**Task to carry out**
Repeat word for word the line with "Type out the text in this image." and every line after it until the records below run out.

## Begin

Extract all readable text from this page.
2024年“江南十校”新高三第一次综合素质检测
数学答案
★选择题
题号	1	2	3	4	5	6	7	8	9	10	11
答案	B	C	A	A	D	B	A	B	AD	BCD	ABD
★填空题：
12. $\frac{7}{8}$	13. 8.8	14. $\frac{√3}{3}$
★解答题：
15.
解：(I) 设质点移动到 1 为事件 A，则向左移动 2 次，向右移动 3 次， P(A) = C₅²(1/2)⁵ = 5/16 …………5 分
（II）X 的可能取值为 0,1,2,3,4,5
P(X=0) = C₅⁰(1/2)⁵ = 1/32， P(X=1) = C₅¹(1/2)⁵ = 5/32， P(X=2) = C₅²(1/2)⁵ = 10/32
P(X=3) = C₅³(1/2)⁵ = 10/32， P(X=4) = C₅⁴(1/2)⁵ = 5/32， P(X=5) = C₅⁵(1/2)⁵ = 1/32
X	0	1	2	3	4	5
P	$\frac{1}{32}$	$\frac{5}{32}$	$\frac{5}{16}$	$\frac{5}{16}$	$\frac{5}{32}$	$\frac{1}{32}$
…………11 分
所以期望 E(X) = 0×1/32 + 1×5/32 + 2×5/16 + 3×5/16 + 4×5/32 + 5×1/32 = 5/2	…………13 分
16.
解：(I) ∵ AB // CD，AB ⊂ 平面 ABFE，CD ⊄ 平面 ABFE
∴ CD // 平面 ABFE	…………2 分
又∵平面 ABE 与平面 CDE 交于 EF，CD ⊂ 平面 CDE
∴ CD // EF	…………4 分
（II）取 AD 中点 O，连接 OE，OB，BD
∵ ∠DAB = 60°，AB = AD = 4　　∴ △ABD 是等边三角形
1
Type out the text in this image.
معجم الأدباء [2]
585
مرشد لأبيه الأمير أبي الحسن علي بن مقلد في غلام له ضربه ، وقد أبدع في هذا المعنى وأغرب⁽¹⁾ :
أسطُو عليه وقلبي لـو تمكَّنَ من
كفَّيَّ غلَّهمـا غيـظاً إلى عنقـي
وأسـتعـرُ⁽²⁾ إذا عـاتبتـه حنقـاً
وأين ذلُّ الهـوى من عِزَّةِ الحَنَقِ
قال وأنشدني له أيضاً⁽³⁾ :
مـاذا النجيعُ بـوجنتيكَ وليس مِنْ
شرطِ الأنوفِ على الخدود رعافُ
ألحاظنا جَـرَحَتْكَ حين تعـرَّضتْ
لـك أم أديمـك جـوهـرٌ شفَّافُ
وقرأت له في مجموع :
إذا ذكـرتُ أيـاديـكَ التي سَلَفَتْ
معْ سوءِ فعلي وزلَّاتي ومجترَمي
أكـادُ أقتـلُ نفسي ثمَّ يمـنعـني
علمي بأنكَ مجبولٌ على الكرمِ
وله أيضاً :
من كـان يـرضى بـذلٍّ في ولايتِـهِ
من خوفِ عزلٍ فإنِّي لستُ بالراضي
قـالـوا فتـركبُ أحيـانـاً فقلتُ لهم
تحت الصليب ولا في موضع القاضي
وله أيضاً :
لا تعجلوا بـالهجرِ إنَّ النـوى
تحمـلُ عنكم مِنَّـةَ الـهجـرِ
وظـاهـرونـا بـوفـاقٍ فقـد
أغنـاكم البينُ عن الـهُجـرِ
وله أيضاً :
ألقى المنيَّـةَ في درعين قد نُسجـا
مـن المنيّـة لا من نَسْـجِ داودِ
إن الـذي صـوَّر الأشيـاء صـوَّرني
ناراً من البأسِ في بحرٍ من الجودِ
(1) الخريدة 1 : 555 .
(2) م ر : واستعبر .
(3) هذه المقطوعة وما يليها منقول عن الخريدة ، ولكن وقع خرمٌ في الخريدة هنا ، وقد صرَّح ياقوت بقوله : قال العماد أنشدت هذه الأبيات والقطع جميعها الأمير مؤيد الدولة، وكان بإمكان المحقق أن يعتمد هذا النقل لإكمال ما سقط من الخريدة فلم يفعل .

## End

**Output below**
Type out the text in this image.
معجم الأدباء [2]
585
مرشد لأبيه الأمير أبي الحسن علي بن مقلد في غلام له ضربه ، وقد أبدع في هذا المعنى وأغرب⁽¹⁾ :
أسطُو عليه وقلبي لـو تمكَّنَ من
كفَّيَّ غلَّهمـا غيـظاً إلى عنقـي
وأسـتعـرُ⁽²⁾ إذا عـاتبتـه حنقـاً
وأين ذلُّ الهـوى من عِزَّةِ الحَنَقِ
قال وأنشدني له أيضاً⁽³⁾ :
مـاذا النجيعُ بـوجنتيكَ وليس مِنْ
شرطِ الأنوفِ على الخدود رعافُ
ألحاظنا جَـرَحَتْكَ حين تعـرَّضتْ
لـك أم أديمـك جـوهـرٌ شفَّافُ
وقرأت له في مجموع :
إذا ذكـرتُ أيـاديـكَ التي سَلَفَتْ
معْ سوءِ فعلي وزلَّاتي ومجترَمي
أكـادُ أقتـلُ نفسي ثمَّ يمـنعـني
علمي بأنكَ مجبولٌ على الكرمِ
وله أيضاً :
من كـان يـرضى بـذلٍّ في ولايتِـهِ
من خوفِ عزلٍ فإنِّي لستُ بالراضي
قـالـوا فتـركبُ أحيـانـاً فقلتُ لهم
تحت الصليب ولا في موضع القاضي
وله أيضاً :
لا تعجلوا بـالهجرِ إنَّ النـوى
تحمـلُ عنكم مِنَّـةَ الـهجـرِ
وظـاهـرونـا بـوفـاقٍ فقـد
أغنـاكم البينُ عن الـهُجـرِ
وله أيضاً :
ألقى المنيَّـةَ في درعين قد نُسجـا
مـن المنيّـة لا من نَسْـجِ داودِ
إن الـذي صـوَّر الأشيـاء صـوَّرني
ناراً من البأسِ في بحرٍ من الجودِ
(1) الخريدة 1 : 555 .
(2) م ر : واستعبر .
(3) هذه المقطوعة وما يليها منقول عن الخريدة ، ولكن وقع خرمٌ في الخريدة هنا ، وقد صرَّح ياقوت بقوله : قال العماد أنشدت هذه الأبيات والقطع جميعها الأمير مؤيد الدولة، وكان بإمكان المحقق أن يعتمد هذا النقل لإكمال ما سقط من الخريدة فلم يفعل .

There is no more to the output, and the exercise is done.